# [DIRECTION]
In the listing below, pick out lines with "Employees".

Entries taken from a collection
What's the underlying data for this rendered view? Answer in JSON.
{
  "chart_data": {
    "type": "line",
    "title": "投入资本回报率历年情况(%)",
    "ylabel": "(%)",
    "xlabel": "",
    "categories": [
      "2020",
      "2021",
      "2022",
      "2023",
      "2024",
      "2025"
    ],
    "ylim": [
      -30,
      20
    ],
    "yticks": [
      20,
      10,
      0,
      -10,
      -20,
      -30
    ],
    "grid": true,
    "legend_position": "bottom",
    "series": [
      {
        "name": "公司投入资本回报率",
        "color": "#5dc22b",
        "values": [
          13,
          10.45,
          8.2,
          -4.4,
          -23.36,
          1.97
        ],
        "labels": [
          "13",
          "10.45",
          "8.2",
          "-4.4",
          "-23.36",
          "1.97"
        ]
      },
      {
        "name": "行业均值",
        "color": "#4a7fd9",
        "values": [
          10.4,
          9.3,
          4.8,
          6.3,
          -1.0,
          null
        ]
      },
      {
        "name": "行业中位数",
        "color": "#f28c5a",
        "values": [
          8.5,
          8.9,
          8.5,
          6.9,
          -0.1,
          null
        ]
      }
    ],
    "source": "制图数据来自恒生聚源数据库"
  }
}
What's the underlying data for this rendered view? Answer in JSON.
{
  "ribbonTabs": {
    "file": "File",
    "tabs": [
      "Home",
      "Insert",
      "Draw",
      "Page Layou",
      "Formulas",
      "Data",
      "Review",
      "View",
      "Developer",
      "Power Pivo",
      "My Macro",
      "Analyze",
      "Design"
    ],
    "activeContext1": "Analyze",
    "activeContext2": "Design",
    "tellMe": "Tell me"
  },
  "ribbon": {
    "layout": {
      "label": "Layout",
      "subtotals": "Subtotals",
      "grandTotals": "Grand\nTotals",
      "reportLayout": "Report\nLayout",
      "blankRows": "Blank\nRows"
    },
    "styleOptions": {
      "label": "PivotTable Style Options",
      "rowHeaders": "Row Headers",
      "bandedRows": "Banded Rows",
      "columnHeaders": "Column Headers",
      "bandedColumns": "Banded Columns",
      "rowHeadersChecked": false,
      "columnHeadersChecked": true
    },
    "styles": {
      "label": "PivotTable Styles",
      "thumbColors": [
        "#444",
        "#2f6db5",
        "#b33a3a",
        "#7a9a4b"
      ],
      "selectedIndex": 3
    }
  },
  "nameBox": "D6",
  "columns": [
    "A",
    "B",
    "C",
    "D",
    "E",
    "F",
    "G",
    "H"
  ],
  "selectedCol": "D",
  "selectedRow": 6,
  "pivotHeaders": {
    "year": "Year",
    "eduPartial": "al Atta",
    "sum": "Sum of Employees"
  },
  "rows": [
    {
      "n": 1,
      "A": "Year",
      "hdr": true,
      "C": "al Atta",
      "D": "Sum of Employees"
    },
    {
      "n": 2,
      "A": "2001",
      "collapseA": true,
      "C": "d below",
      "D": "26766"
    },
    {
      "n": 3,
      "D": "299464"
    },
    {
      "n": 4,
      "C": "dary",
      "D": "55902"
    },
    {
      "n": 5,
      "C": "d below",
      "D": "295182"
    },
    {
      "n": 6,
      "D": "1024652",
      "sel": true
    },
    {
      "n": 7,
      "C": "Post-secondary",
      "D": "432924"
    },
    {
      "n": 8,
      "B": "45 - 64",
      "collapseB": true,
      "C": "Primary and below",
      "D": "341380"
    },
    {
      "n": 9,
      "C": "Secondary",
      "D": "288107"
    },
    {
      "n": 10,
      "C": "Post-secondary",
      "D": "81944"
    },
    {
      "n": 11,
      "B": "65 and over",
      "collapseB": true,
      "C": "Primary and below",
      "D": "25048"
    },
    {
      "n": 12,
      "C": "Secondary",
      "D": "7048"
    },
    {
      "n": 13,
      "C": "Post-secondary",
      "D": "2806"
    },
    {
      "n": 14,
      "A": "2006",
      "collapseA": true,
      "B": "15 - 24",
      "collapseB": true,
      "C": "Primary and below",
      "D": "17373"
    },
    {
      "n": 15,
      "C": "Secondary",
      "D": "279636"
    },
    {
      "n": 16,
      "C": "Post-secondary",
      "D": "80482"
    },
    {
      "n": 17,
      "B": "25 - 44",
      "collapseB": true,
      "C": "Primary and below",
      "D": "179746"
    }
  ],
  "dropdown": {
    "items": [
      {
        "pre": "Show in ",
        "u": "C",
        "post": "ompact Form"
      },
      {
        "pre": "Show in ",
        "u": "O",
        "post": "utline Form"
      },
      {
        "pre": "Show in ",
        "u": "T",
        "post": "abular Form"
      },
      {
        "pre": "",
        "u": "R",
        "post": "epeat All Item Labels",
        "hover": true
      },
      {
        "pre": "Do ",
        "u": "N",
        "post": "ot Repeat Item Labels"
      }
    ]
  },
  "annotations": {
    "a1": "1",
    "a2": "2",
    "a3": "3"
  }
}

# [TASK OUTPUT]
    "sum": "Sum of Employees"
      "D": "Sum of Employees"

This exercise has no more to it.